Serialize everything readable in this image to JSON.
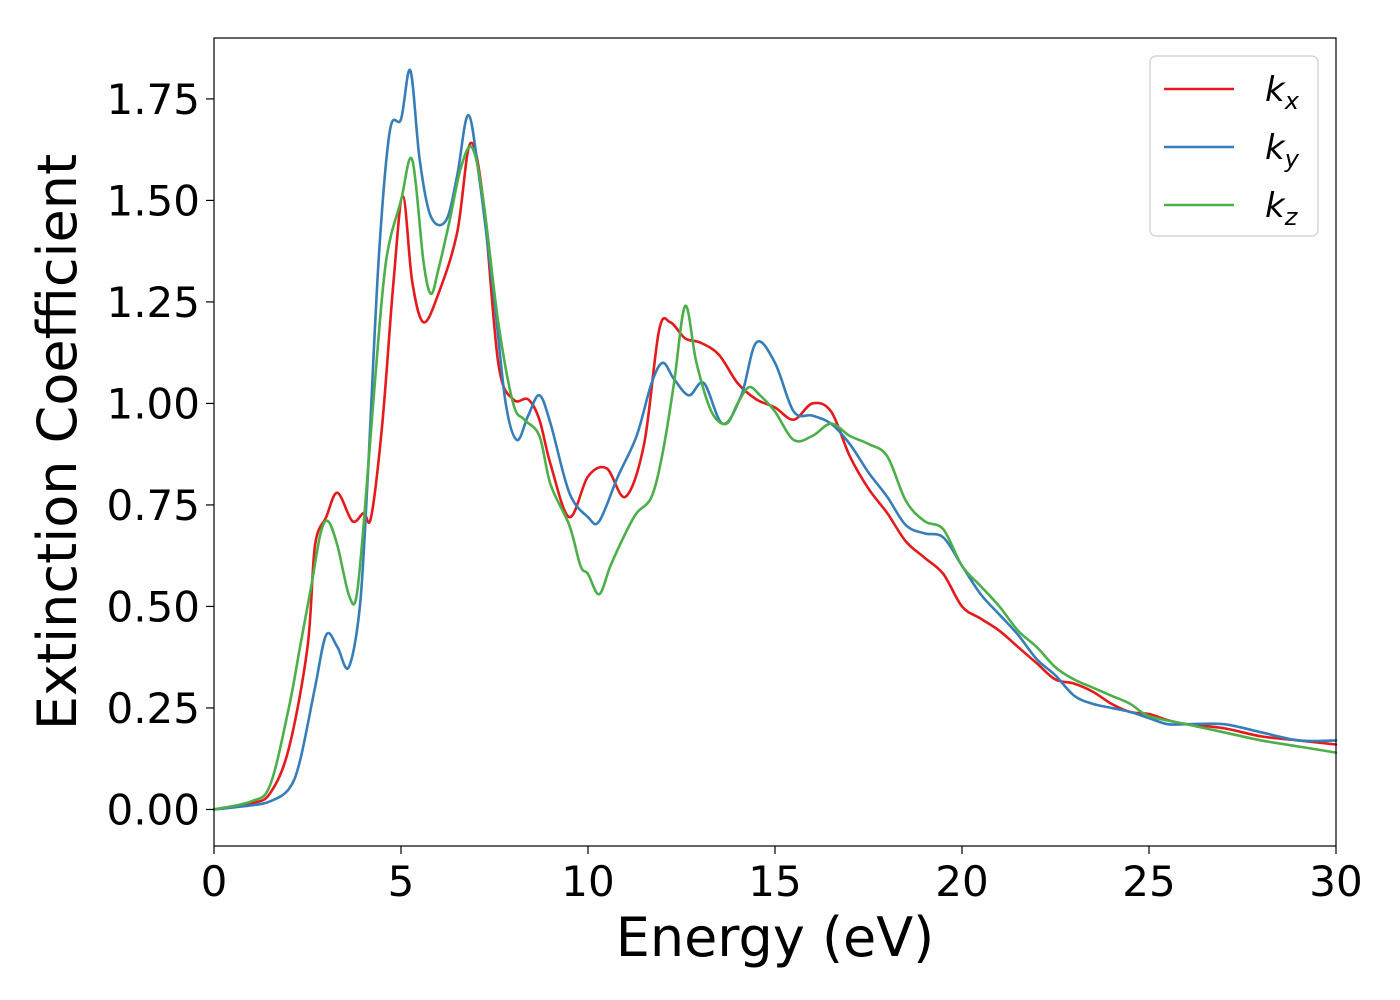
{
  "chart_data": {
    "type": "line",
    "xlabel": "Energy (eV)",
    "ylabel": "Extinction Coefficient",
    "xlim": [
      0,
      30
    ],
    "ylim": [
      -0.09,
      1.9
    ],
    "xticks": [
      0,
      5,
      10,
      15,
      20,
      25,
      30
    ],
    "xtick_labels": [
      "0",
      "5",
      "10",
      "15",
      "20",
      "25",
      "30"
    ],
    "yticks": [
      0,
      0.25,
      0.5,
      0.75,
      1.0,
      1.25,
      1.5,
      1.75
    ],
    "ytick_labels": [
      "0.00",
      "0.25",
      "0.50",
      "0.75",
      "1.00",
      "1.25",
      "1.50",
      "1.75"
    ],
    "grid": false,
    "legend": "top-right",
    "series": [
      {
        "name": "k",
        "subscript": "x",
        "color": "#e41a1c",
        "x": [
          0,
          1,
          1.5,
          2,
          2.5,
          2.7,
          3,
          3.3,
          3.7,
          4,
          4.2,
          4.5,
          4.8,
          5.05,
          5.3,
          5.6,
          6,
          6.5,
          6.85,
          7.2,
          7.6,
          8,
          8.4,
          8.7,
          9,
          9.5,
          10,
          10.5,
          11,
          11.5,
          11.9,
          12.2,
          12.6,
          13,
          13.5,
          14,
          14.5,
          15,
          15.5,
          16,
          16.5,
          17,
          17.5,
          18,
          18.5,
          19,
          19.5,
          20,
          20.5,
          21,
          21.5,
          22,
          22.5,
          23,
          23.5,
          24,
          24.5,
          25,
          25.5,
          26,
          27,
          28,
          29,
          30
        ],
        "y": [
          0,
          0.015,
          0.04,
          0.15,
          0.4,
          0.65,
          0.72,
          0.78,
          0.71,
          0.73,
          0.72,
          0.95,
          1.3,
          1.51,
          1.3,
          1.2,
          1.27,
          1.42,
          1.64,
          1.5,
          1.1,
          1.01,
          1.01,
          0.96,
          0.85,
          0.72,
          0.82,
          0.84,
          0.77,
          0.9,
          1.18,
          1.2,
          1.16,
          1.15,
          1.12,
          1.05,
          1.01,
          0.99,
          0.96,
          1.0,
          0.98,
          0.87,
          0.79,
          0.73,
          0.66,
          0.62,
          0.58,
          0.5,
          0.47,
          0.44,
          0.4,
          0.36,
          0.32,
          0.31,
          0.29,
          0.26,
          0.24,
          0.235,
          0.22,
          0.21,
          0.2,
          0.18,
          0.17,
          0.16
        ]
      },
      {
        "name": "k",
        "subscript": "y",
        "color": "#377eb8",
        "x": [
          0,
          1,
          1.5,
          2,
          2.3,
          2.7,
          3,
          3.3,
          3.6,
          3.9,
          4.1,
          4.4,
          4.7,
          5,
          5.25,
          5.5,
          5.8,
          6.2,
          6.5,
          6.8,
          7.1,
          7.5,
          7.8,
          8.1,
          8.4,
          8.7,
          9,
          9.5,
          10,
          10.3,
          10.8,
          11.3,
          11.7,
          12,
          12.3,
          12.7,
          13.1,
          13.6,
          14.1,
          14.5,
          15,
          15.5,
          16,
          16.5,
          17,
          17.5,
          18,
          18.5,
          19,
          19.5,
          20,
          20.5,
          21,
          21.5,
          22,
          22.5,
          23,
          23.5,
          24,
          24.5,
          25,
          25.5,
          26,
          27,
          28,
          29,
          30
        ],
        "y": [
          0,
          0.01,
          0.02,
          0.05,
          0.12,
          0.3,
          0.43,
          0.4,
          0.35,
          0.5,
          0.8,
          1.35,
          1.67,
          1.7,
          1.82,
          1.6,
          1.46,
          1.45,
          1.56,
          1.71,
          1.55,
          1.25,
          1.0,
          0.91,
          0.97,
          1.02,
          0.95,
          0.78,
          0.72,
          0.71,
          0.82,
          0.92,
          1.05,
          1.1,
          1.06,
          1.02,
          1.05,
          0.95,
          1.02,
          1.15,
          1.1,
          0.98,
          0.97,
          0.95,
          0.9,
          0.83,
          0.77,
          0.7,
          0.68,
          0.67,
          0.6,
          0.53,
          0.48,
          0.43,
          0.37,
          0.33,
          0.28,
          0.26,
          0.25,
          0.24,
          0.225,
          0.21,
          0.21,
          0.21,
          0.19,
          0.17,
          0.17
        ]
      },
      {
        "name": "k",
        "subscript": "z",
        "color": "#4daf4a",
        "x": [
          0,
          1,
          1.5,
          2,
          2.3,
          2.6,
          2.85,
          3.05,
          3.3,
          3.6,
          3.8,
          4,
          4.3,
          4.6,
          5,
          5.3,
          5.6,
          5.8,
          6,
          6.3,
          6.6,
          6.9,
          7.2,
          7.6,
          8,
          8.3,
          8.7,
          9,
          9.5,
          9.8,
          10,
          10.3,
          10.6,
          11,
          11.3,
          11.7,
          12,
          12.3,
          12.6,
          12.9,
          13.3,
          13.7,
          14,
          14.3,
          14.6,
          15,
          15.5,
          16,
          16.5,
          17,
          17.5,
          18,
          18.5,
          19,
          19.5,
          20,
          20.5,
          21,
          21.5,
          22,
          22.5,
          23,
          23.5,
          24,
          24.5,
          25,
          26,
          27,
          28,
          29,
          30
        ],
        "y": [
          0,
          0.02,
          0.06,
          0.25,
          0.4,
          0.55,
          0.68,
          0.71,
          0.65,
          0.53,
          0.52,
          0.7,
          1.05,
          1.35,
          1.5,
          1.6,
          1.35,
          1.27,
          1.33,
          1.45,
          1.58,
          1.63,
          1.5,
          1.2,
          1.0,
          0.96,
          0.92,
          0.8,
          0.7,
          0.6,
          0.58,
          0.53,
          0.6,
          0.68,
          0.73,
          0.77,
          0.88,
          1.05,
          1.24,
          1.1,
          0.98,
          0.95,
          1.0,
          1.04,
          1.02,
          0.98,
          0.91,
          0.92,
          0.95,
          0.92,
          0.9,
          0.87,
          0.76,
          0.71,
          0.69,
          0.6,
          0.55,
          0.5,
          0.44,
          0.4,
          0.35,
          0.32,
          0.3,
          0.28,
          0.26,
          0.23,
          0.21,
          0.19,
          0.17,
          0.155,
          0.14
        ]
      }
    ]
  }
}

---

* [Short exercise]
Pictures are not part of the copy; reproduce everything else in the records exactly.

* [The completed task]
Serialize everything readable in this image to JSON.
{
  "chart_data": {
    "type": "line",
    "xlabel": "Energy (eV)",
    "ylabel": "Extinction Coefficient",
    "xlim": [
      0,
      30
    ],
    "ylim": [
      -0.09,
      1.9
    ],
    "xticks": [
      0,
      5,
      10,
      15,
      20,
      25,
      30
    ],
    "xtick_labels": [
      "0",
      "5",
      "10",
      "15",
      "20",
      "25",
      "30"
    ],
    "yticks": [
      0,
      0.25,
      0.5,
      0.75,
      1.0,
      1.25,
      1.5,
      1.75
    ],
    "ytick_labels": [
      "0.00",
      "0.25",
      "0.50",
      "0.75",
      "1.00",
      "1.25",
      "1.50",
      "1.75"
    ],
    "grid": false,
    "legend": "top-right",
    "series": [
      {
        "name": "k",
        "subscript": "x",
        "color": "#e41a1c",
        "x": [
          0,
          1,
          1.5,
          2,
          2.5,
          2.7,
          3,
          3.3,
          3.7,
          4,
          4.2,
          4.5,
          4.8,
          5.05,
          5.3,
          5.6,
          6,
          6.5,
          6.85,
          7.2,
          7.6,
          8,
          8.4,
          8.7,
          9,
          9.5,
          10,
          10.5,
          11,
          11.5,
          11.9,
          12.2,
          12.6,
          13,
          13.5,
          14,
          14.5,
          15,
          15.5,
          16,
          16.5,
          17,
          17.5,
          18,
          18.5,
          19,
          19.5,
          20,
          20.5,
          21,
          21.5,
          22,
          22.5,
          23,
          23.5,
          24,
          24.5,
          25,
          25.5,
          26,
          27,
          28,
          29,
          30
        ],
        "y": [
          0,
          0.015,
          0.04,
          0.15,
          0.4,
          0.65,
          0.72,
          0.78,
          0.71,
          0.73,
          0.72,
          0.95,
          1.3,
          1.51,
          1.3,
          1.2,
          1.27,
          1.42,
          1.64,
          1.5,
          1.1,
          1.01,
          1.01,
          0.96,
          0.85,
          0.72,
          0.82,
          0.84,
          0.77,
          0.9,
          1.18,
          1.2,
          1.16,
          1.15,
          1.12,
          1.05,
          1.01,
          0.99,
          0.96,
          1.0,
          0.98,
          0.87,
          0.79,
          0.73,
          0.66,
          0.62,
          0.58,
          0.5,
          0.47,
          0.44,
          0.4,
          0.36,
          0.32,
          0.31,
          0.29,
          0.26,
          0.24,
          0.235,
          0.22,
          0.21,
          0.2,
          0.18,
          0.17,
          0.16
        ]
      },
      {
        "name": "k",
        "subscript": "y",
        "color": "#377eb8",
        "x": [
          0,
          1,
          1.5,
          2,
          2.3,
          2.7,
          3,
          3.3,
          3.6,
          3.9,
          4.1,
          4.4,
          4.7,
          5,
          5.25,
          5.5,
          5.8,
          6.2,
          6.5,
          6.8,
          7.1,
          7.5,
          7.8,
          8.1,
          8.4,
          8.7,
          9,
          9.5,
          10,
          10.3,
          10.8,
          11.3,
          11.7,
          12,
          12.3,
          12.7,
          13.1,
          13.6,
          14.1,
          14.5,
          15,
          15.5,
          16,
          16.5,
          17,
          17.5,
          18,
          18.5,
          19,
          19.5,
          20,
          20.5,
          21,
          21.5,
          22,
          22.5,
          23,
          23.5,
          24,
          24.5,
          25,
          25.5,
          26,
          27,
          28,
          29,
          30
        ],
        "y": [
          0,
          0.01,
          0.02,
          0.05,
          0.12,
          0.3,
          0.43,
          0.4,
          0.35,
          0.5,
          0.8,
          1.35,
          1.67,
          1.7,
          1.82,
          1.6,
          1.46,
          1.45,
          1.56,
          1.71,
          1.55,
          1.25,
          1.0,
          0.91,
          0.97,
          1.02,
          0.95,
          0.78,
          0.72,
          0.71,
          0.82,
          0.92,
          1.05,
          1.1,
          1.06,
          1.02,
          1.05,
          0.95,
          1.02,
          1.15,
          1.1,
          0.98,
          0.97,
          0.95,
          0.9,
          0.83,
          0.77,
          0.7,
          0.68,
          0.67,
          0.6,
          0.53,
          0.48,
          0.43,
          0.37,
          0.33,
          0.28,
          0.26,
          0.25,
          0.24,
          0.225,
          0.21,
          0.21,
          0.21,
          0.19,
          0.17,
          0.17
        ]
      },
      {
        "name": "k",
        "subscript": "z",
        "color": "#4daf4a",
        "x": [
          0,
          1,
          1.5,
          2,
          2.3,
          2.6,
          2.85,
          3.05,
          3.3,
          3.6,
          3.8,
          4,
          4.3,
          4.6,
          5,
          5.3,
          5.6,
          5.8,
          6,
          6.3,
          6.6,
          6.9,
          7.2,
          7.6,
          8,
          8.3,
          8.7,
          9,
          9.5,
          9.8,
          10,
          10.3,
          10.6,
          11,
          11.3,
          11.7,
          12,
          12.3,
          12.6,
          12.9,
          13.3,
          13.7,
          14,
          14.3,
          14.6,
          15,
          15.5,
          16,
          16.5,
          17,
          17.5,
          18,
          18.5,
          19,
          19.5,
          20,
          20.5,
          21,
          21.5,
          22,
          22.5,
          23,
          23.5,
          24,
          24.5,
          25,
          26,
          27,
          28,
          29,
          30
        ],
        "y": [
          0,
          0.02,
          0.06,
          0.25,
          0.4,
          0.55,
          0.68,
          0.71,
          0.65,
          0.53,
          0.52,
          0.7,
          1.05,
          1.35,
          1.5,
          1.6,
          1.35,
          1.27,
          1.33,
          1.45,
          1.58,
          1.63,
          1.5,
          1.2,
          1.0,
          0.96,
          0.92,
          0.8,
          0.7,
          0.6,
          0.58,
          0.53,
          0.6,
          0.68,
          0.73,
          0.77,
          0.88,
          1.05,
          1.24,
          1.1,
          0.98,
          0.95,
          1.0,
          1.04,
          1.02,
          0.98,
          0.91,
          0.92,
          0.95,
          0.92,
          0.9,
          0.87,
          0.76,
          0.71,
          0.69,
          0.6,
          0.55,
          0.5,
          0.44,
          0.4,
          0.35,
          0.32,
          0.3,
          0.28,
          0.26,
          0.23,
          0.21,
          0.19,
          0.17,
          0.155,
          0.14
        ]
      }
    ]
  }
}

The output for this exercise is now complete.